Short task - Copy all of the data below word for word, line by line.
====================
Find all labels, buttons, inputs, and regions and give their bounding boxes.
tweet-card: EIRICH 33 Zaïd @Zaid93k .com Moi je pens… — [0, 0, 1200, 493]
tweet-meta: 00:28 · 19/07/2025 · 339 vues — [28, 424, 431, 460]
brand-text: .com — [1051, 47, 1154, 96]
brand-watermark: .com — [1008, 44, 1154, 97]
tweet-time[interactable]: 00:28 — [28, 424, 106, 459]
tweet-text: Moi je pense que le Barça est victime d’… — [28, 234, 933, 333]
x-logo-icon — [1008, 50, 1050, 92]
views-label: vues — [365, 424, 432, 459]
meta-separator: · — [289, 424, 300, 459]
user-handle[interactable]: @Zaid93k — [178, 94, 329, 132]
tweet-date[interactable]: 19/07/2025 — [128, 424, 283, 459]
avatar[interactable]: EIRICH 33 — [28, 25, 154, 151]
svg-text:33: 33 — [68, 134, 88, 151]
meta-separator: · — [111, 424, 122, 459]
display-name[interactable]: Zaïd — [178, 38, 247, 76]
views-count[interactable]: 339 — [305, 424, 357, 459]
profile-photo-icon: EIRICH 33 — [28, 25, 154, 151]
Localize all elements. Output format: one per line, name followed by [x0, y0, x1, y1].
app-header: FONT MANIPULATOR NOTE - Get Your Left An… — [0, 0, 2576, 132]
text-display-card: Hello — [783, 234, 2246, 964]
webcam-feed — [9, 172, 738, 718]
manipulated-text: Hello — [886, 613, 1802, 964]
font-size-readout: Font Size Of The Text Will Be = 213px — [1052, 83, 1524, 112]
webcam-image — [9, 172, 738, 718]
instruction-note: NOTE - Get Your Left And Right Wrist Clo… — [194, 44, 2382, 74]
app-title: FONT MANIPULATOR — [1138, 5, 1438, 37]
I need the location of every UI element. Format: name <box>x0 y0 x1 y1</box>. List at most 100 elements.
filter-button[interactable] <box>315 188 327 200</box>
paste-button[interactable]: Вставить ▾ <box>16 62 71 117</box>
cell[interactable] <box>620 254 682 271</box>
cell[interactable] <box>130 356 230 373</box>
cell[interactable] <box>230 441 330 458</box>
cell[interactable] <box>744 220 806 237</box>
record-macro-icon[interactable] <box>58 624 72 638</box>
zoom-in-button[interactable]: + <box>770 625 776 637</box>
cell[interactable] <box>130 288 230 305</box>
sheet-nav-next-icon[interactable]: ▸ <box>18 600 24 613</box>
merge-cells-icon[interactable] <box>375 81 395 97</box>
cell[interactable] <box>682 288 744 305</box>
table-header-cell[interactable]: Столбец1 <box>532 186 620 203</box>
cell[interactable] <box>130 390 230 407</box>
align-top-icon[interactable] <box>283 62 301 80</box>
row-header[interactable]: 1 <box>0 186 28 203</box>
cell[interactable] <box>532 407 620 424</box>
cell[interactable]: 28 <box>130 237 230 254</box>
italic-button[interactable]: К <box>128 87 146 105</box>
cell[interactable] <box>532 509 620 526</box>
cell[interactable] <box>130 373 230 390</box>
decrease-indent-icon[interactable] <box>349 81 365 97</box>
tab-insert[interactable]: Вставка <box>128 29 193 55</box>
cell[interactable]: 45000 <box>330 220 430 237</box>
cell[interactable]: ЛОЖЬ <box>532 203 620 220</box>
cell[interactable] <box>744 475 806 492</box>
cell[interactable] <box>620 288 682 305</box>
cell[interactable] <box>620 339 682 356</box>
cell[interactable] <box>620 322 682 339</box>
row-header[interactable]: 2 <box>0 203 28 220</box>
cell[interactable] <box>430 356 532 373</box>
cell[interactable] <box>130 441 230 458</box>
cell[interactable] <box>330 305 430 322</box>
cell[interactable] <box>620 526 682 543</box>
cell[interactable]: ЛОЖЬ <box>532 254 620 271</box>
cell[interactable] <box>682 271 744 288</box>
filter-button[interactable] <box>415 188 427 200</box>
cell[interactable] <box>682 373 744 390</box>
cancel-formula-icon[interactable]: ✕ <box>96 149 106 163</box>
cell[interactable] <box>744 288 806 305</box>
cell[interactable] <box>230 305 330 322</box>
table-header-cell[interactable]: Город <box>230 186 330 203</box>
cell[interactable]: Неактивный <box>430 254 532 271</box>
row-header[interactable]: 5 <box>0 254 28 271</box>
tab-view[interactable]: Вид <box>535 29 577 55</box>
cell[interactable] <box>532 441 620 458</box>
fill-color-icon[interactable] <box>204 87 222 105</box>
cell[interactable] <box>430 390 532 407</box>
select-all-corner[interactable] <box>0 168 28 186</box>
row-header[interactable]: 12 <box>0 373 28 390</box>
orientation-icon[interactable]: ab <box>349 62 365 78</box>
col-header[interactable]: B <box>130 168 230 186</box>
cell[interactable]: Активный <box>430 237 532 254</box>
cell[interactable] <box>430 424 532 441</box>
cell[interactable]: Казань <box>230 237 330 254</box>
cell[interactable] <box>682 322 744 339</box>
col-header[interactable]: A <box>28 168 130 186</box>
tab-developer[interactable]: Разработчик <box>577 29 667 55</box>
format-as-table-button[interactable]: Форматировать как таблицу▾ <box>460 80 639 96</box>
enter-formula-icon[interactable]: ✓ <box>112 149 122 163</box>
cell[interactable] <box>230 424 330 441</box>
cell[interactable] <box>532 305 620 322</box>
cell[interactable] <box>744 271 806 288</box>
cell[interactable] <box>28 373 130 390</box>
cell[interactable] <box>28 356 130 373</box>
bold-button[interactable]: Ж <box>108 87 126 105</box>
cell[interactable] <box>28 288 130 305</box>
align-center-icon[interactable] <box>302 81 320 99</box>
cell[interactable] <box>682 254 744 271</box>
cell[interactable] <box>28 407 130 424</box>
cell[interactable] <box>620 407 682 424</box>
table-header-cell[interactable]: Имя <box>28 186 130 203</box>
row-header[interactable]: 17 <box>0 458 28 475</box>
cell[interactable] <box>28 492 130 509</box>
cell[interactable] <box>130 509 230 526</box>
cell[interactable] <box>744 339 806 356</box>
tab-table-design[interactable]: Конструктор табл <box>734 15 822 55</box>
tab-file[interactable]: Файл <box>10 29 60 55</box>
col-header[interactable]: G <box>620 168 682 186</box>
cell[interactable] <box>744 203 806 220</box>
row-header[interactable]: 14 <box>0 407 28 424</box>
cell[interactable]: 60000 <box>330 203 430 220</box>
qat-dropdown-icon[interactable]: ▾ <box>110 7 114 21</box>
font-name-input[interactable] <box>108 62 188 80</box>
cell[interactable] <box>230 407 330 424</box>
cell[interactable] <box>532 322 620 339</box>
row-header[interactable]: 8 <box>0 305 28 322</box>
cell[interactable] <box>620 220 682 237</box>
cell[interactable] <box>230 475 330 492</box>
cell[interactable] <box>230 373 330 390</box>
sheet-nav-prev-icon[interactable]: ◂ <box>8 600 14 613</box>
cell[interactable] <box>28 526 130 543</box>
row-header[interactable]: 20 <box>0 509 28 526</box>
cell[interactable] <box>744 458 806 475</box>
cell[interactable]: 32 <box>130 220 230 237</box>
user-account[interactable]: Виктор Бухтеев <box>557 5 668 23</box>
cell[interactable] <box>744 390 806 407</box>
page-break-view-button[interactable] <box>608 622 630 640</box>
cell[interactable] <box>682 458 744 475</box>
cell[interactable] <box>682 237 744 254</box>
====================
Finished answer -
Find all labels, buttons, inputs, and regions and give their bounding boxes.
tweet-card: EIRICH 33 Zaïd @Zaid93k .com Moi je pens… — [0, 0, 1200, 493]
tweet-meta: 00:28 · 19/07/2025 · 339 vues — [28, 424, 431, 460]
brand-text: .com — [1051, 47, 1154, 96]
brand-watermark: .com — [1008, 44, 1154, 97]
tweet-time[interactable]: 00:28 — [28, 424, 106, 459]
tweet-text: Moi je pense que le Barça est victime d’… — [28, 234, 933, 333]
x-logo-icon — [1008, 50, 1050, 92]
views-label: vues — [365, 424, 432, 459]
meta-separator: · — [289, 424, 300, 459]
user-handle[interactable]: @Zaid93k — [178, 94, 329, 132]
tweet-date[interactable]: 19/07/2025 — [128, 424, 283, 459]
avatar[interactable]: EIRICH 33 — [28, 25, 154, 151]
svg-text:33: 33 — [68, 134, 88, 151]
meta-separator: · — [111, 424, 122, 459]
display-name[interactable]: Zaïd — [178, 38, 247, 76]
views-count[interactable]: 339 — [305, 424, 357, 459]
profile-photo-icon: EIRICH 33 — [28, 25, 154, 151]
Localize all elements. Output format: one per line, name followed by [x0, y0, x1, y1].
app-header: FONT MANIPULATOR NOTE - Get Your Left An… — [0, 0, 2576, 132]
text-display-card: Hello — [783, 234, 2246, 964]
webcam-feed — [9, 172, 738, 718]
manipulated-text: Hello — [886, 613, 1802, 964]
font-size-readout: Font Size Of The Text Will Be = 213px — [1052, 83, 1524, 112]
webcam-image — [9, 172, 738, 718]
instruction-note: NOTE - Get Your Left And Right Wrist Clo… — [194, 44, 2382, 74]
app-title: FONT MANIPULATOR — [1138, 5, 1438, 37]
I need the location of every UI element. Format: name <box>x0 y0 x1 y1</box>. List at most 100 elements.
filter-button[interactable] <box>315 188 327 200</box>
paste-button[interactable]: Вставить ▾ <box>16 62 71 117</box>
cell[interactable] <box>620 254 682 271</box>
cell[interactable] <box>130 356 230 373</box>
cell[interactable] <box>230 441 330 458</box>
cell[interactable] <box>744 220 806 237</box>
record-macro-icon[interactable] <box>58 624 72 638</box>
zoom-in-button[interactable]: + <box>770 625 776 637</box>
cell[interactable] <box>130 288 230 305</box>
sheet-nav-next-icon[interactable]: ▸ <box>18 600 24 613</box>
merge-cells-icon[interactable] <box>375 81 395 97</box>
cell[interactable] <box>682 288 744 305</box>
table-header-cell[interactable]: Столбец1 <box>532 186 620 203</box>
cell[interactable] <box>130 390 230 407</box>
align-top-icon[interactable] <box>283 62 301 80</box>
row-header[interactable]: 1 <box>0 186 28 203</box>
cell[interactable] <box>532 407 620 424</box>
cell[interactable]: 28 <box>130 237 230 254</box>
italic-button[interactable]: К <box>128 87 146 105</box>
cell[interactable] <box>532 509 620 526</box>
cell[interactable] <box>130 373 230 390</box>
decrease-indent-icon[interactable] <box>349 81 365 97</box>
tab-insert[interactable]: Вставка <box>128 29 193 55</box>
cell[interactable]: 45000 <box>330 220 430 237</box>
cell[interactable]: ЛОЖЬ <box>532 203 620 220</box>
cell[interactable] <box>744 475 806 492</box>
cell[interactable] <box>620 288 682 305</box>
cell[interactable] <box>620 339 682 356</box>
cell[interactable] <box>620 322 682 339</box>
row-header[interactable]: 2 <box>0 203 28 220</box>
cell[interactable] <box>430 356 532 373</box>
cell[interactable] <box>130 441 230 458</box>
cell[interactable] <box>330 305 430 322</box>
cell[interactable] <box>620 526 682 543</box>
cell[interactable]: ЛОЖЬ <box>532 254 620 271</box>
cell[interactable] <box>682 271 744 288</box>
filter-button[interactable] <box>415 188 427 200</box>
cell[interactable] <box>682 373 744 390</box>
cancel-formula-icon[interactable]: ✕ <box>96 149 106 163</box>
cell[interactable] <box>744 288 806 305</box>
cell[interactable] <box>230 305 330 322</box>
table-header-cell[interactable]: Город <box>230 186 330 203</box>
cell[interactable]: Неактивный <box>430 254 532 271</box>
row-header[interactable]: 5 <box>0 254 28 271</box>
tab-view[interactable]: Вид <box>535 29 577 55</box>
cell[interactable] <box>532 441 620 458</box>
fill-color-icon[interactable] <box>204 87 222 105</box>
cell[interactable] <box>430 390 532 407</box>
select-all-corner[interactable] <box>0 168 28 186</box>
row-header[interactable]: 12 <box>0 373 28 390</box>
orientation-icon[interactable]: ab <box>349 62 365 78</box>
col-header[interactable]: B <box>130 168 230 186</box>
cell[interactable]: Активный <box>430 237 532 254</box>
cell[interactable] <box>430 424 532 441</box>
cell[interactable]: Казань <box>230 237 330 254</box>
cell[interactable] <box>682 322 744 339</box>
col-header[interactable]: A <box>28 168 130 186</box>
tab-developer[interactable]: Разработчик <box>577 29 667 55</box>
format-as-table-button[interactable]: Форматировать как таблицу▾ <box>460 80 639 96</box>
enter-formula-icon[interactable]: ✓ <box>112 149 122 163</box>
cell[interactable] <box>230 424 330 441</box>
cell[interactable] <box>532 305 620 322</box>
cell[interactable] <box>744 271 806 288</box>
cell[interactable] <box>28 373 130 390</box>
cell[interactable] <box>28 356 130 373</box>
bold-button[interactable]: Ж <box>108 87 126 105</box>
cell[interactable] <box>28 288 130 305</box>
align-center-icon[interactable] <box>302 81 320 99</box>
cell[interactable] <box>682 254 744 271</box>
cell[interactable] <box>28 407 130 424</box>
cell[interactable] <box>620 407 682 424</box>
table-header-cell[interactable]: Имя <box>28 186 130 203</box>
row-header[interactable]: 17 <box>0 458 28 475</box>
cell[interactable] <box>28 492 130 509</box>
cell[interactable] <box>130 509 230 526</box>
cell[interactable] <box>744 339 806 356</box>
tab-table-design[interactable]: Конструктор табл <box>734 15 822 55</box>
tab-file[interactable]: Файл <box>10 29 60 55</box>
col-header[interactable]: G <box>620 168 682 186</box>
cell[interactable] <box>744 203 806 220</box>
row-header[interactable]: 14 <box>0 407 28 424</box>
cell[interactable]: 60000 <box>330 203 430 220</box>
qat-dropdown-icon[interactable]: ▾ <box>110 7 114 21</box>
font-name-input[interactable] <box>108 62 188 80</box>
cell[interactable] <box>230 407 330 424</box>
cell[interactable] <box>532 322 620 339</box>
row-header[interactable]: 8 <box>0 305 28 322</box>
cell[interactable] <box>620 220 682 237</box>
cell[interactable] <box>230 475 330 492</box>
cell[interactable] <box>230 373 330 390</box>
sheet-nav-prev-icon[interactable]: ◂ <box>8 600 14 613</box>
cell[interactable] <box>28 526 130 543</box>
row-header[interactable]: 20 <box>0 509 28 526</box>
cell[interactable] <box>744 458 806 475</box>
cell[interactable]: 32 <box>130 220 230 237</box>
user-account[interactable]: Виктор Бухтеев <box>557 5 668 23</box>
cell[interactable] <box>744 390 806 407</box>
page-break-view-button[interactable] <box>608 622 630 640</box>
cell[interactable] <box>682 458 744 475</box>
cell[interactable] <box>682 237 744 254</box>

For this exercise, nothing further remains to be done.